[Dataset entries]
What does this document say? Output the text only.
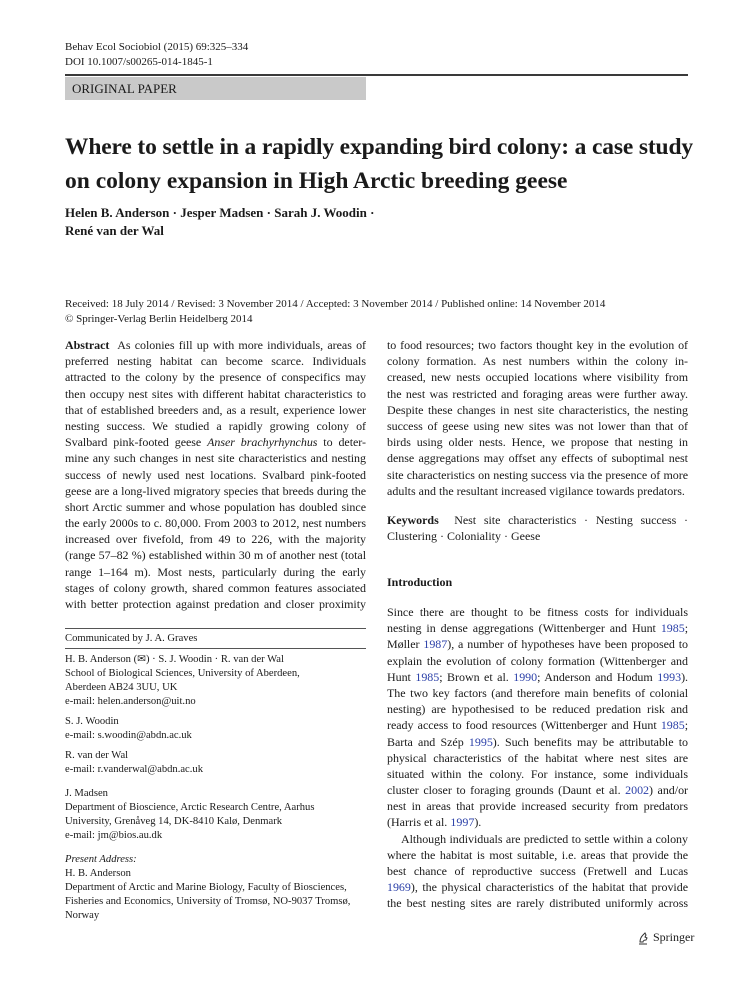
Behav Ecol Sociobiol (2015) 69:325–334
DOI 10.1007/s00265-014-1845-1
ORIGINAL PAPER
Where to settle in a rapidly expanding bird colony: a case study
on colony expansion in High Arctic breeding geese
Helen B. Anderson · Jesper Madsen · Sarah J. Woodin ·
René van der Wal
Received: 18 July 2014 / Revised: 3 November 2014 / Accepted: 3 November 2014 / Published online: 14 November 2014
© Springer-Verlag Berlin Heidelberg 2014
Abstract  As colonies fill up with more individuals, areas of
preferred nesting habitat can become scarce. Individuals
attracted to the colony by the presence of conspecifics may
then occupy nest sites with different habitat characteristics to
that of established breeders and, as a result, experience lower
nesting success. We studied a rapidly growing colony of
Svalbard pink-footed geese Anser brachyrhynchus to deter-
mine any such changes in nest site characteristics and nesting
success of newly used nest locations. Svalbard pink-footed
geese are a long-lived migratory species that breeds during the
short Arctic summer and whose population has doubled since
the early 2000s to c. 80,000. From 2003 to 2012, nest numbers
increased over fivefold, from 49 to 226, with the majority
(range 57–82 %) established within 30 m of another nest (total
range 1–164 m). Most nests, particularly during the early
stages of colony growth, shared common features associated
with better protection against predation and closer proximity
to food resources; two factors thought key in the evolution of
colony formation. As nest numbers within the colony in-
creased, new nests occupied locations where visibility from
the nest was restricted and foraging areas were further away.
Despite these changes in nest site characteristics, the nesting
success of geese using new sites was not lower than that of
birds using older nests. Hence, we propose that nesting in
dense aggregations may offset any effects of suboptimal nest
site characteristics on nesting success via the presence of more
adults and the resultant increased vigilance towards predators.
Keywords  Nest site characteristics · Nesting success ·
Clustering · Coloniality · Geese
Introduction
Since there are thought to be fitness costs for individuals
nesting in dense aggregations (Wittenberger and Hunt 1985;
Møller 1987), a number of hypotheses have been proposed to
explain the evolution of colony formation (Wittenberger and
Hunt 1985; Brown et al. 1990; Anderson and Hodum 1993).
The two key factors (and therefore main benefits of colonial
nesting) are hypothesised to be reduced predation risk and
ready access to food resources (Wittenberger and Hunt 1985;
Barta and Szép 1995). Such benefits may be attributable to
physical characteristics of the habitat where nest sites are
situated within the colony. For instance, some individuals
cluster closer to foraging grounds (Daunt et al. 2002) and/or
nest in areas that provide increased security from predators
(Harris et al. 1997).
Although individuals are predicted to settle within a colony
where the habitat is most suitable, i.e. areas that provide the
best chance of reproductive success (Fretwell and Lucas
1969), the physical characteristics of the habitat that provide
the best nesting sites are rarely distributed uniformly across
Communicated by J. A. Graves
H. B. Anderson (✉) · S. J. Woodin · R. van der Wal
School of Biological Sciences, University of Aberdeen,
Aberdeen AB24 3UU, UK
e-mail: helen.anderson@uit.no
S. J. Woodin
e-mail: s.woodin@abdn.ac.uk
R. van der Wal
e-mail: r.vanderwal@abdn.ac.uk
J. Madsen
Department of Bioscience, Arctic Research Centre, Aarhus
University, Grenåveg 14, DK-8410 Kalø, Denmark
e-mail: jm@bios.au.dk
Present Address:
H. B. Anderson
Department of Arctic and Marine Biology, Faculty of Biosciences,
Fisheries and Economics, University of Tromsø, NO-9037 Tromsø,
Norway
Springer
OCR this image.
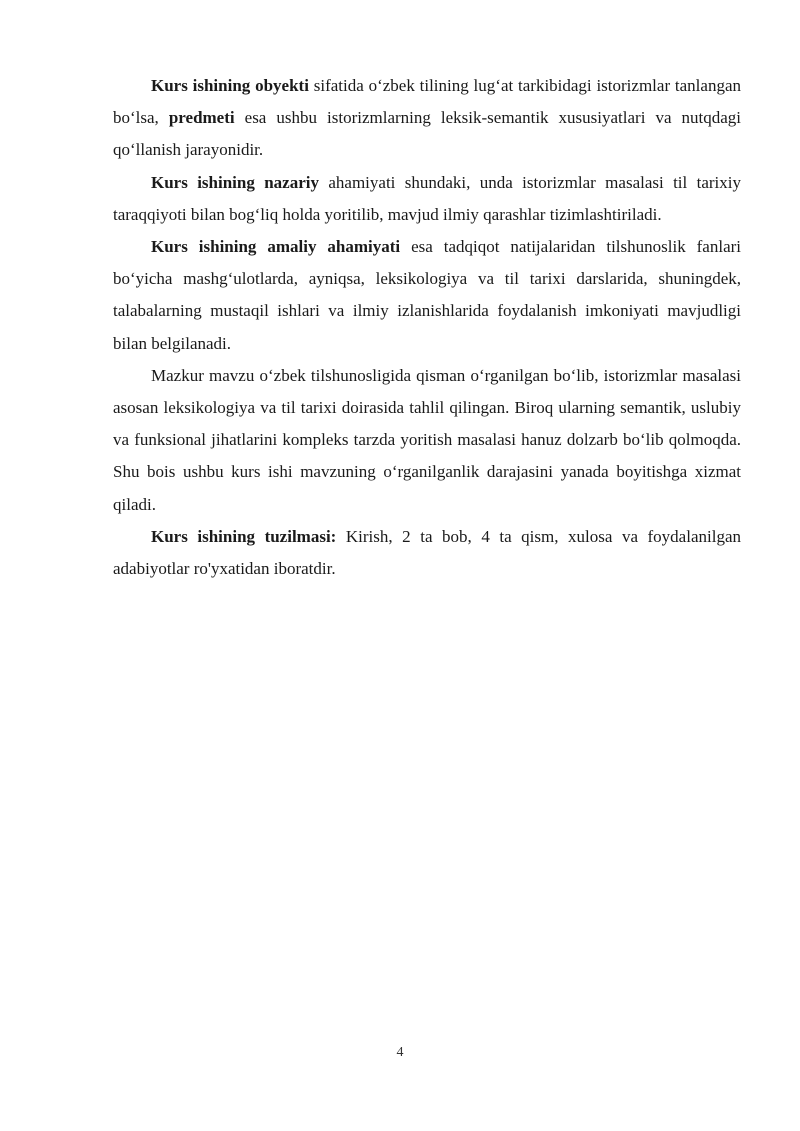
Kurs ishining obyekti sifatida o‘zbek tilining lug‘at tarkibidagi istorizmlar tanlangan bo‘lsa, predmeti esa ushbu istorizmlarning leksik-semantik xususiyatlari va nutqdagi qo‘llanish jarayonidir.

Kurs ishining nazariy ahamiyati shundaki, unda istorizmlar masalasi til tarixiy taraqqiyoti bilan bog‘liq holda yoritilib, mavjud ilmiy qarashlar tizimlashtiriladi.

Kurs ishining amaliy ahamiyati esa tadqiqot natijalaridan tilshunoslik fanlari bo‘yicha mashg‘ulotlarda, ayniqsa, leksikologiya va til tarixi darslarida, shuningdek, talabalarning mustaqil ishlari va ilmiy izlanishlarida foydalanish imkoniyati mavjudligi bilan belgilanadi.

Mazkur mavzu o‘zbek tilshunosligida qisman o‘rganilgan bo‘lib, istorizmlar masalasi asosan leksikologiya va til tarixi doirasida tahlil qilingan. Biroq ularning semantik, uslubiy va funksional jihatlarini kompleks tarzda yoritish masalasi hanuz dolzarb bo‘lib qolmoqda. Shu bois ushbu kurs ishi mavzuning o‘rganilganlik darajasini yanada boyitishga xizmat qiladi.

Kurs ishining tuzilmasi: Kirish, 2 ta bob, 4 ta qism, xulosa va foydalanilgan adabiyotlar ro'yxatidan iboratdir.

4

→ **Problem to work on**
Pull every line containing "presence" from the material above.

→ **Right answer**
attracted to the colony by the presence of conspecifics may
site characteristics on nesting success via the presence of more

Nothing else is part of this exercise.